-- start Record list --

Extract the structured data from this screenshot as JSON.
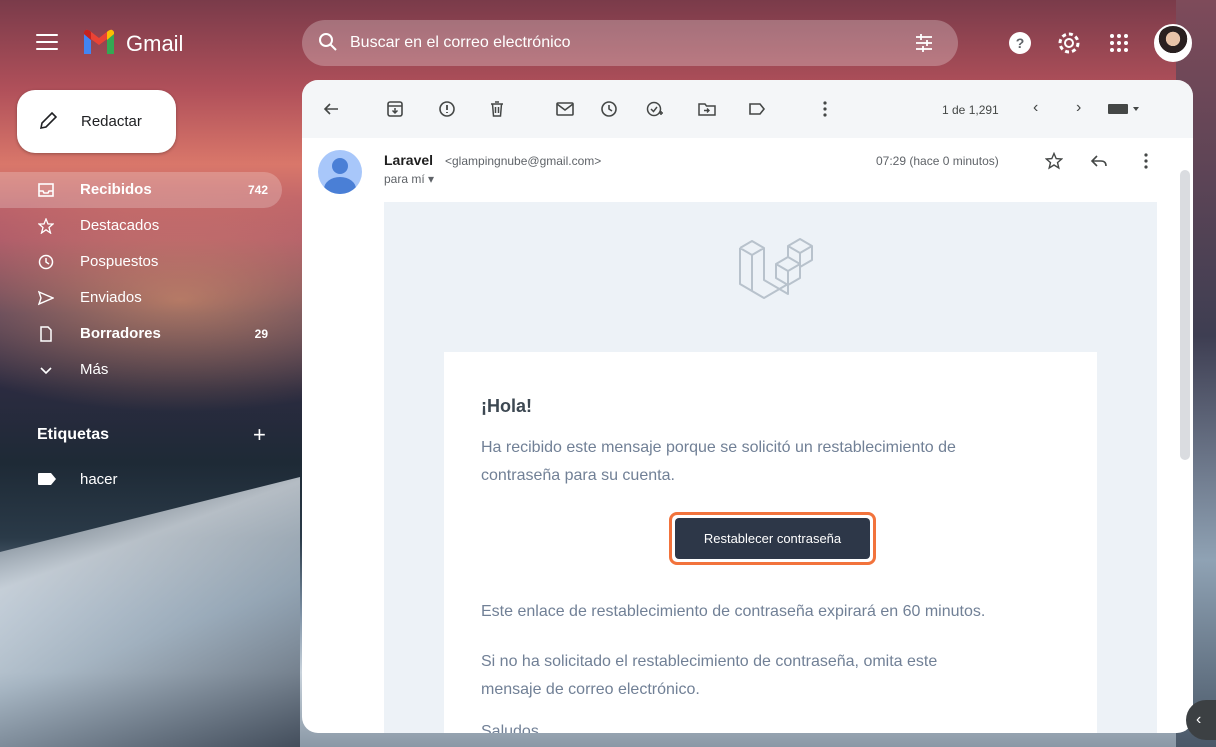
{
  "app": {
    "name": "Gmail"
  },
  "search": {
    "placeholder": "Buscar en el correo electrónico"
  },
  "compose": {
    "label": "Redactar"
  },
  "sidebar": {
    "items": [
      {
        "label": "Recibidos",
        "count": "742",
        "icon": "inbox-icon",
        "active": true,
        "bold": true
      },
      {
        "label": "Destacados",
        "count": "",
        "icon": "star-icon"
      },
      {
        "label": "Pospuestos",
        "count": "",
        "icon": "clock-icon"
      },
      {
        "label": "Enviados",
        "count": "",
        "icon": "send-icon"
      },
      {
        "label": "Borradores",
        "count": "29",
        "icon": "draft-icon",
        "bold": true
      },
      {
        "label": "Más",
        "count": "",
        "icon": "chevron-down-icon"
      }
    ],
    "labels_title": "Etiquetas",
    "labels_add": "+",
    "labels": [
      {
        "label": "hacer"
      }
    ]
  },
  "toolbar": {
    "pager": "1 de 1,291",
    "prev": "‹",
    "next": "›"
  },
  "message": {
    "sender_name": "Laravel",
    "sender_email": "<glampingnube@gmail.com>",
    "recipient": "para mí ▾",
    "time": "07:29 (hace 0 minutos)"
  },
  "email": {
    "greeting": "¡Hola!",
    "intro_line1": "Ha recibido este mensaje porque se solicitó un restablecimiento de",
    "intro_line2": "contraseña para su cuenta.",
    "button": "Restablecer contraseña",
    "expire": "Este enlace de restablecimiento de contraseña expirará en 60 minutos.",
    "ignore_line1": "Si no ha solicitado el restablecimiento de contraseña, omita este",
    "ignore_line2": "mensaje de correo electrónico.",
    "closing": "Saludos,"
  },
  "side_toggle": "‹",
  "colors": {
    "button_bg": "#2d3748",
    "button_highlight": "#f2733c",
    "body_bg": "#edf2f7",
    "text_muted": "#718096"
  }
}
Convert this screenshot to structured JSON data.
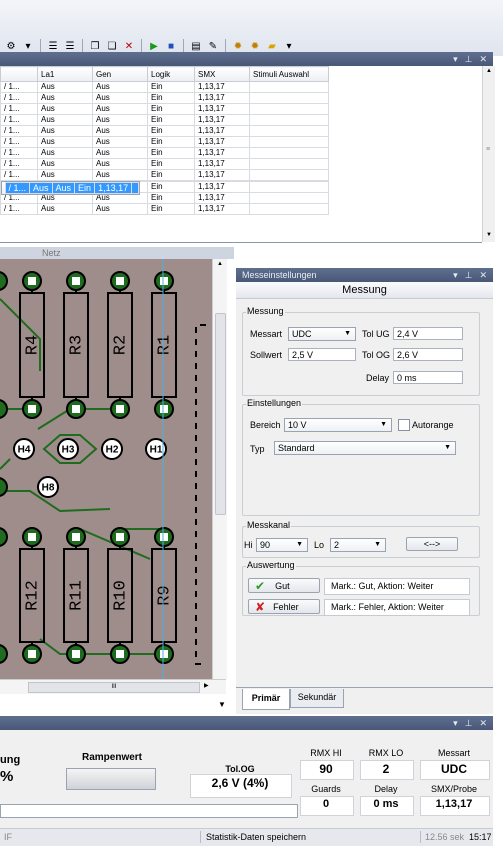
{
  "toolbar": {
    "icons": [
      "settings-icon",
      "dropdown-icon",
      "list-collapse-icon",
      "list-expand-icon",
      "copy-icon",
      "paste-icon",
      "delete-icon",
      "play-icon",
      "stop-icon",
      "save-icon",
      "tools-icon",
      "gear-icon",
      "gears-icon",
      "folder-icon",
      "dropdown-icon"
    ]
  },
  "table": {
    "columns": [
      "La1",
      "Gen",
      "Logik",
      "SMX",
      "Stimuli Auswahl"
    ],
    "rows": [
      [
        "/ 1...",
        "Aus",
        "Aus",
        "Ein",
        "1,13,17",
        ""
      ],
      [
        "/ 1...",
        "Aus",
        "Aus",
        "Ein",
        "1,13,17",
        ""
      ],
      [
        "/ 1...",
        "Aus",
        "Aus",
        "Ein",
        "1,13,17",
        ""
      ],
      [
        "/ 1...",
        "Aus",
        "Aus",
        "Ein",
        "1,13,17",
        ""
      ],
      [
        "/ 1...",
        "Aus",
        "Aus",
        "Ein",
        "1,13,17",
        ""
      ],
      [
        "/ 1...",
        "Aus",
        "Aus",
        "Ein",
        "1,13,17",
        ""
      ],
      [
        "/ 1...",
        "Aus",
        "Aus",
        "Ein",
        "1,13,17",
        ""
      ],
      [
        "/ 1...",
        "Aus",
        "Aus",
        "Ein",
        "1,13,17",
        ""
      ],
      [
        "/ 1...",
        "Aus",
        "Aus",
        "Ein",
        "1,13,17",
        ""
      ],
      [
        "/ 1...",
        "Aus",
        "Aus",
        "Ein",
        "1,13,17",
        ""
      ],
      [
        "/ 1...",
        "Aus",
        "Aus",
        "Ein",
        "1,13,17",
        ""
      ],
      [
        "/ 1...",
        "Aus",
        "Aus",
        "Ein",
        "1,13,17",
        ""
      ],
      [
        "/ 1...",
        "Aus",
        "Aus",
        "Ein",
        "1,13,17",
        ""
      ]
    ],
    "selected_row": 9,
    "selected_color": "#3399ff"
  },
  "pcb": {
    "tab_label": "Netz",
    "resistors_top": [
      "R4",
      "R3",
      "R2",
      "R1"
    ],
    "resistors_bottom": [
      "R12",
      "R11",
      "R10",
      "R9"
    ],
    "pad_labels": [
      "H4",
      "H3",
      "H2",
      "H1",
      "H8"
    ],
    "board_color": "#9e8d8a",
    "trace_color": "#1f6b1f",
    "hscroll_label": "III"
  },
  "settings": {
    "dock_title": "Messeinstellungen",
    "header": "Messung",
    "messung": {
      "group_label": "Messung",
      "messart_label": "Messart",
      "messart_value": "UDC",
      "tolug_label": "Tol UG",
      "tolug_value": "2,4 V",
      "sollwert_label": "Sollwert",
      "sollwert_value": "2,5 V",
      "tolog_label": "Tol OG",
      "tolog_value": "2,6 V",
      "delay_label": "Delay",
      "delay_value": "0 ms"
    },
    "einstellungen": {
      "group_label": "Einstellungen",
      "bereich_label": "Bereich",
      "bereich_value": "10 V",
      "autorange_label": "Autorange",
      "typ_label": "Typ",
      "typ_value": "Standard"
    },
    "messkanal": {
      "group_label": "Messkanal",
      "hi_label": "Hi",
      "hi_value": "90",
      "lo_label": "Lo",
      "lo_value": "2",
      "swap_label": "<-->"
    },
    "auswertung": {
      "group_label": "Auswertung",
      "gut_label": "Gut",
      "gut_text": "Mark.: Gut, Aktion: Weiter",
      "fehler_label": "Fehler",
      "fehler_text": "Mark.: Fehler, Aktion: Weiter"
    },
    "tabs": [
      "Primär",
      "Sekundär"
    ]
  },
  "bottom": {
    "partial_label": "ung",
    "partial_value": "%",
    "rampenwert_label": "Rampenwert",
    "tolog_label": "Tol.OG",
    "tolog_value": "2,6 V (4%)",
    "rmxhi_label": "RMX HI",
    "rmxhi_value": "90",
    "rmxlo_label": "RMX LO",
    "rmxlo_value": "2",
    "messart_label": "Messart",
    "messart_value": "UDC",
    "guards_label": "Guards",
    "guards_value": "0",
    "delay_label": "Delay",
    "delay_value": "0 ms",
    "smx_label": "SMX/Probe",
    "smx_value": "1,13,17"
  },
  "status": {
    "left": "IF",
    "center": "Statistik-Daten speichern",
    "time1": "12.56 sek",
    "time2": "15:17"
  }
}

-- end Record list --
-- start Record list --

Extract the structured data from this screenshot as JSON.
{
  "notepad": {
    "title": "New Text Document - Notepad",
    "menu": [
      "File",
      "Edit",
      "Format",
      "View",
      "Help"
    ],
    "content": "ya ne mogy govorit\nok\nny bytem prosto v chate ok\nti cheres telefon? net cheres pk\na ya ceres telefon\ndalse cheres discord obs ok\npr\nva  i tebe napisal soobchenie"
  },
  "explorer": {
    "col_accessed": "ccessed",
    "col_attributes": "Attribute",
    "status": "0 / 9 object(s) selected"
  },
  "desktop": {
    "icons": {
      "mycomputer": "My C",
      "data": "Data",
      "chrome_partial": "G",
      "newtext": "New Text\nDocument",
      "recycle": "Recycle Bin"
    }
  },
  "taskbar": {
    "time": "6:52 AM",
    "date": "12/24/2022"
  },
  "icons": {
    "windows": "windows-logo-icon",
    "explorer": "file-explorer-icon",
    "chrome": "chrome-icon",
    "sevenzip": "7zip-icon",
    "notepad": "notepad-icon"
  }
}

-- end Record list --

▶ _What needs to be done_
Copy out every line of the data that includes the word "restablecimiento".

▶ _Worked solution_
    "intro_line1": "Ha recibido este mensaje porque se solicitó un restablecimiento de",
    "expire": "Este enlace de restablecimiento de contraseña expirará en 60 minutos.",
    "ignore_line1": "Si no ha solicitado el restablecimiento de contraseña, omita este",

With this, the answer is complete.